GIVEN REQUEST: Identify the lines that contain the string "aros" and copy all of them.

[Items from a data source]
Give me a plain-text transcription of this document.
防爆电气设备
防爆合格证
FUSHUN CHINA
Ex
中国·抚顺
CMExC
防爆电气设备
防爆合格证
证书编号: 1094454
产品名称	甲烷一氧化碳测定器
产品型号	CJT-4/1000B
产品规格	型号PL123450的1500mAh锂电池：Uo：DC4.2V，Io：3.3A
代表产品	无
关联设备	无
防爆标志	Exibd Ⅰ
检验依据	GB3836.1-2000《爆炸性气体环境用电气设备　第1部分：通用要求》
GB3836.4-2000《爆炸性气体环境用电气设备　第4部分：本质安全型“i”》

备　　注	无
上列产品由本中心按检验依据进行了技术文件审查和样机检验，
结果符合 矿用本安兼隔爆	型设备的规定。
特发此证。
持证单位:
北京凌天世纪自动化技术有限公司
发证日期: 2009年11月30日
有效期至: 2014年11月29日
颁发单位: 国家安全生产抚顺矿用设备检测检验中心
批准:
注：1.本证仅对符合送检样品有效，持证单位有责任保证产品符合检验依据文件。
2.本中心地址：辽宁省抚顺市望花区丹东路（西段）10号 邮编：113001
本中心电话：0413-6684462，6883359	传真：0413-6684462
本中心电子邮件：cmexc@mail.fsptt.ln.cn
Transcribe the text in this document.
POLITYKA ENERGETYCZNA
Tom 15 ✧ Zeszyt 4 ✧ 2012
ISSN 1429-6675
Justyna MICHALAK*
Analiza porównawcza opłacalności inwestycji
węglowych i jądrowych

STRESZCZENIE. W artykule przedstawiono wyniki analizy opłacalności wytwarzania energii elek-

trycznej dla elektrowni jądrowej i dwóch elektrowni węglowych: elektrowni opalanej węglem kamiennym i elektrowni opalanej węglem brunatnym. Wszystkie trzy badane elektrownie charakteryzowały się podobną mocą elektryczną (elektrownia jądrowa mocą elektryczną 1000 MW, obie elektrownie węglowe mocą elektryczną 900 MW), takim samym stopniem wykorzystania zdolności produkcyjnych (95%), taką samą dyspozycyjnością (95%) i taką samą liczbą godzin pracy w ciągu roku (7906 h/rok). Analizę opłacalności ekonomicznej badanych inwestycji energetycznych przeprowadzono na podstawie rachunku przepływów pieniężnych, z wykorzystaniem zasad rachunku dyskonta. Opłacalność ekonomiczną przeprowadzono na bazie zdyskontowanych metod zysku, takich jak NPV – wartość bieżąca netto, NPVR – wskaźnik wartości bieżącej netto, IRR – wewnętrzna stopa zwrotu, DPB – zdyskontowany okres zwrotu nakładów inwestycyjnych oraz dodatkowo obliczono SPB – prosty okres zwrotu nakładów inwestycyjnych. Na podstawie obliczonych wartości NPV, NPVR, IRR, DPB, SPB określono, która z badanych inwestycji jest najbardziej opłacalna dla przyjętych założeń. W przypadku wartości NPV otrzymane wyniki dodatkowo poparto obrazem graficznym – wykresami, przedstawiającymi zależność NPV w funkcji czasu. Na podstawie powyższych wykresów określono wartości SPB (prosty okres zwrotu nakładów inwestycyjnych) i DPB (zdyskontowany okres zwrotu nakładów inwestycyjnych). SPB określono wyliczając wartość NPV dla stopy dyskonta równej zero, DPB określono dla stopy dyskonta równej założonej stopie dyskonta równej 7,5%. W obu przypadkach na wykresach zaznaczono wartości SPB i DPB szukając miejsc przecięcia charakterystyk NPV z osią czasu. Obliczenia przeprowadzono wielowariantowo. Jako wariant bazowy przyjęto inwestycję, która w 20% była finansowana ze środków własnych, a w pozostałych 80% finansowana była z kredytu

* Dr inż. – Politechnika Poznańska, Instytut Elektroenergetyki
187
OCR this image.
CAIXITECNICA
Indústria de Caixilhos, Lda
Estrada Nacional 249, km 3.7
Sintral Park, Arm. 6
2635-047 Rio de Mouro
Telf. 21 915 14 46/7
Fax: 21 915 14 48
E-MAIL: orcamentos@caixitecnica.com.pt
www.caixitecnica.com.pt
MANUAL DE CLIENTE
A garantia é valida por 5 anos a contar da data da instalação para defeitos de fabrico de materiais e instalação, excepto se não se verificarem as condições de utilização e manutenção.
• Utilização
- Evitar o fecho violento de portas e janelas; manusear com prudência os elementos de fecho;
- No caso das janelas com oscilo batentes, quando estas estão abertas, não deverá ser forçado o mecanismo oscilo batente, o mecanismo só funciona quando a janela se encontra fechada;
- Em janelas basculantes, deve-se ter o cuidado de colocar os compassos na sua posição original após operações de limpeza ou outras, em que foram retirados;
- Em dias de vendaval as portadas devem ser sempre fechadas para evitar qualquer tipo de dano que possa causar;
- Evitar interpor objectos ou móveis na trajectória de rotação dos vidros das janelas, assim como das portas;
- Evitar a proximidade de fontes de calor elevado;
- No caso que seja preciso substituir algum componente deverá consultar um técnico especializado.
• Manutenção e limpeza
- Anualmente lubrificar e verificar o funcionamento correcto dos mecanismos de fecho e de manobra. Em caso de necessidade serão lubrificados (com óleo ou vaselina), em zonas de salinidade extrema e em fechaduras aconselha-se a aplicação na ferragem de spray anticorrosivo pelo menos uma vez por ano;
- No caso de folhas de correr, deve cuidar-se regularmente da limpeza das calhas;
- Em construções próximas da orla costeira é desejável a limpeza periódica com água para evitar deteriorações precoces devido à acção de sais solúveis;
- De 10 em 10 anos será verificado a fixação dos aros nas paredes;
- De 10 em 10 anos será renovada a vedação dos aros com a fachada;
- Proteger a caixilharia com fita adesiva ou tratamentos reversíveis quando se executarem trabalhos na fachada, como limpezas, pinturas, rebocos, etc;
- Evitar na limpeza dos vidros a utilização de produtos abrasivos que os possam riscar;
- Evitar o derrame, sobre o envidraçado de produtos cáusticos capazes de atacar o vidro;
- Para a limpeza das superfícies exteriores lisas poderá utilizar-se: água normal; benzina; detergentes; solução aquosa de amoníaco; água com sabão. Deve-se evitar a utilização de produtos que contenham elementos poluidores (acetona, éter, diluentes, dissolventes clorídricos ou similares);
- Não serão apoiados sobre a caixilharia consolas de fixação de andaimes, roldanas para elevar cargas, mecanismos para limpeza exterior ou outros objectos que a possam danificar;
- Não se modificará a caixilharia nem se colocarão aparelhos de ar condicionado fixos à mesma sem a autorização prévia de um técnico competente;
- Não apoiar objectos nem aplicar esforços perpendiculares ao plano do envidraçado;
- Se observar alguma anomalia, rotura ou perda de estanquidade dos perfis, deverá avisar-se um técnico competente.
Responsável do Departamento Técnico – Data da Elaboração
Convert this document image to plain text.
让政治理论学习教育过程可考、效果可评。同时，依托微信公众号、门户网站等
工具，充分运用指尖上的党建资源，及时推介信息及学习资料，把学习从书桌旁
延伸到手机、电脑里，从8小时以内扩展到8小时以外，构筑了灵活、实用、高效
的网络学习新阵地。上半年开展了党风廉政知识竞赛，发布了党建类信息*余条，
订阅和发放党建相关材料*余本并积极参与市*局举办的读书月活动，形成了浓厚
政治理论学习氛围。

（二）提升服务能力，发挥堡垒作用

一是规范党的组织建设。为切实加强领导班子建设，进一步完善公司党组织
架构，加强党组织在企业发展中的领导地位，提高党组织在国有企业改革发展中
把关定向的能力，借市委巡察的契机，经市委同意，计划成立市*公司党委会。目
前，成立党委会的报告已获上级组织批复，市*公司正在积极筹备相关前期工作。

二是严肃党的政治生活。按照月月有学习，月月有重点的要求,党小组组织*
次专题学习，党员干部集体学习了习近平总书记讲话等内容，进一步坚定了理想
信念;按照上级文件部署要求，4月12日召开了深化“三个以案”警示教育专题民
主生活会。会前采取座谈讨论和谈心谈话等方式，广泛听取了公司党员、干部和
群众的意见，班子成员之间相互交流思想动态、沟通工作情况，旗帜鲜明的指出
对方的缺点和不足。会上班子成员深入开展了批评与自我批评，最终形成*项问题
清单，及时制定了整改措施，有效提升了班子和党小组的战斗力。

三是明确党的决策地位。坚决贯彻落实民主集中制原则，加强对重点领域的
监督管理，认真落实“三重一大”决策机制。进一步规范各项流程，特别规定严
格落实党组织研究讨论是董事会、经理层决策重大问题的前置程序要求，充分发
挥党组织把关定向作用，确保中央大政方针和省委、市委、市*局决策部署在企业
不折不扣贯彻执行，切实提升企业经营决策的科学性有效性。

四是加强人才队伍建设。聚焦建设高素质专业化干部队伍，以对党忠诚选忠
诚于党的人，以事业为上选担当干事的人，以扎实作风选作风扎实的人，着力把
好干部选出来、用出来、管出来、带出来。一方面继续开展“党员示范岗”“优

SOLUTION BELOW:
- De 10 em 10 anos será verificado a fixação dos aros nas paredes;
- De 10 em 10 anos será renovada a vedação dos aros com a fachada;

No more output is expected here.